Paralympiques 2024 : "Le bruit de la foule fait partie de mes craintes"... Comment les athlètes français se sont préparés pour ne pas être gênés par la ferveur du public
Les premiers chanceux ayant pu assister à des rencontres de boccia, de goalball ou de cécifoot depuis le début des Jeux paralympiques peuvent en témoigner : le silence imposé sur les phases de jeu est parfois déroutant. À l'image du tennis et du nécessaire respect durant les échanges, le public présent à Paris est en train de se familiariser avec les règles de disciplines jusque-là méconnues pour la plupart.
Mais si les spectateurs sont en cours d'apprentissage, les athlètes français ont dû, à l'inverse, se préparer à une ambiance à nul autre pareil à domicile. Car la ferveur des fans s'annonce parfois débordante et nécessitera une excellente faculté d'adaptation. "Tout le monde dans les gradins va chercher à nous transcender, donc il y aura du bruit", acquiesçait Toussaint Akpweh en début de semaine. Les joueurs du sélectionneur de l'équipe de France de cécifoot ont participé à des sessions de travail avec des ballons ordinaires - et donc sans les grelots - afin d'être habitués à des situations où, par exemple, l'attaquant serait soudainement encouragé par la foule une fois à proximité du but adverse.

Parties de l'exercice →
**A.** Transcrivez fidèlement la partie de l'article sur le bruit de la foule aux Paralympiques qui s'ouvre sur les mots contenant « Mais si les » et se clôt sur « du but adverse. ».
**B.** Rédigez la suite de l'article sur le bruit de la foule aux Paralympiques, en reprenant juste après sa dernière phrase.

Lignes répertoriées →

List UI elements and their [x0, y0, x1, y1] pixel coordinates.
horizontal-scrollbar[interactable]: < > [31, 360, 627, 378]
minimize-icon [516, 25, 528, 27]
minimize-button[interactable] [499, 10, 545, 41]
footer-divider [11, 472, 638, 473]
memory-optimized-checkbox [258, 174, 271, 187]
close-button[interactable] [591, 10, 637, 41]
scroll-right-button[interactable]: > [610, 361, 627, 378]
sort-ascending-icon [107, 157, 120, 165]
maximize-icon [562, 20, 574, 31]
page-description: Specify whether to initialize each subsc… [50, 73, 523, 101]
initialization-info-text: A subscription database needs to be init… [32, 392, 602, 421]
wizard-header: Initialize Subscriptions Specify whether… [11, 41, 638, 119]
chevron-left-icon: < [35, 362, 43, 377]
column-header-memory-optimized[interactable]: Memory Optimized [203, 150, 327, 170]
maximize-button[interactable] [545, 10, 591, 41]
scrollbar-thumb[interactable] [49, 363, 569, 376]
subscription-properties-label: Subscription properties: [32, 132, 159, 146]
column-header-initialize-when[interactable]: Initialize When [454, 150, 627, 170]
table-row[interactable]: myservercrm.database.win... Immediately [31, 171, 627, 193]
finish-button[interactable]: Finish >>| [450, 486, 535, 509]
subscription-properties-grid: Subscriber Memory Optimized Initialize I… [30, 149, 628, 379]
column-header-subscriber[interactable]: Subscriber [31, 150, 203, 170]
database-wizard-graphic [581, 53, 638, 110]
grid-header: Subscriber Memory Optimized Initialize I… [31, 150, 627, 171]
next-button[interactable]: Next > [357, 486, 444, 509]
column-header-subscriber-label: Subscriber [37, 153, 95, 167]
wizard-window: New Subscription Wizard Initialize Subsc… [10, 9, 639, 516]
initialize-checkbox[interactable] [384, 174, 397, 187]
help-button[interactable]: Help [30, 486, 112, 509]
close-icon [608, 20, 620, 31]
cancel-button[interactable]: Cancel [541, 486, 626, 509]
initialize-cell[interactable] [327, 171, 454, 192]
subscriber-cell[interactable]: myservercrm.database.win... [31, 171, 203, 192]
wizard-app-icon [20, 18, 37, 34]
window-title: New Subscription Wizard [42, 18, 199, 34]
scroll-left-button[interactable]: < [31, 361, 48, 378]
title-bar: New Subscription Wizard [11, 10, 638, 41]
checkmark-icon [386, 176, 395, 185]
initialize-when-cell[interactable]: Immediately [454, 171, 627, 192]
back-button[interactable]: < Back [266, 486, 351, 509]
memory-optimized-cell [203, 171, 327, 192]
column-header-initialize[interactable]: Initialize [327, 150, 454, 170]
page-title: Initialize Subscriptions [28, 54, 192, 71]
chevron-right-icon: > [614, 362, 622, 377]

Résultats par consigne →
**A.**
Mais si les spectateurs sont en cours d'apprentissage, les athlètes français ont dû, à l'inverse, se préparer à une ambiance à nul autre pareil à domicile. Car la ferveur des fans s'annonce parfois débordante et nécessitera une excellente faculté d'adaptation. "Tout le monde dans les gradins va chercher à nous transcender, donc il y aura du bruit", acquiesçait Toussaint Akpweh en début de semaine. Les joueurs du sélectionneur de l'équipe de France de cécifoot ont participé à des sessions de travail avec des ballons ordinaires - et donc sans les grelots - afin d'être habitués à des situations où, par exemple, l'attaquant serait soudainement encouragé par la foule une fois à proximité du but adverse.

**B.**
"On s'est mis dans des zones d'inconfort pour apprendre à être plus relâchés lorsqu'on sera devant 12 000 personnes et tous les bruits parasites que cela peut générer, explique Gaël Rivière, l'un des tauliers des Bleus. Quand on n'entend plus le ballon, il faut l'avoir plus proche des pieds, et c'est utile de travailler ça. Peut-être que grâce à ces entraînements, on arrivera à être plus qualitatifs dans nos derniers gestes". Le vice-champion paralympique à Londres en 2012 veut tout de même relativiser : le stade Tour Eiffel ne sera pas une cathédrale silencieuse pendant une heure. "Sur un terrain de cécifoot, il ne se passe pas plus de 2-3 minutes sans qu'il y ait un moment pour que les spectateurs puissent exprimer leurs émotions, avec les arrêts de jeu et les buts."
Dompter le bruit... et parfois jouer avec
L'impact du bruit est tout aussi déterminant à évaluer pour la boccia. Entraîneure nationale de l'équipe de France, Marie-Pierre Leblanc a eu à cœur de travailler sur cette dimension lors de deux stages où des encouragements des familles et proches des joueurs et joueuses ont été diffusés, tout comme des bruits... de cornes de brume. "À Vichy, sur notre stage terminal, le staff s'est mis avec les supporters pour leur dire de crier fort, raconte-t-elle. L'idée était surtout de bosser sur la communication avec les assistants dans des conditions compliquées. Les athlètes se sont un peu agacés au début. C'était parfois pénible pour eux mais c'était important de le faire."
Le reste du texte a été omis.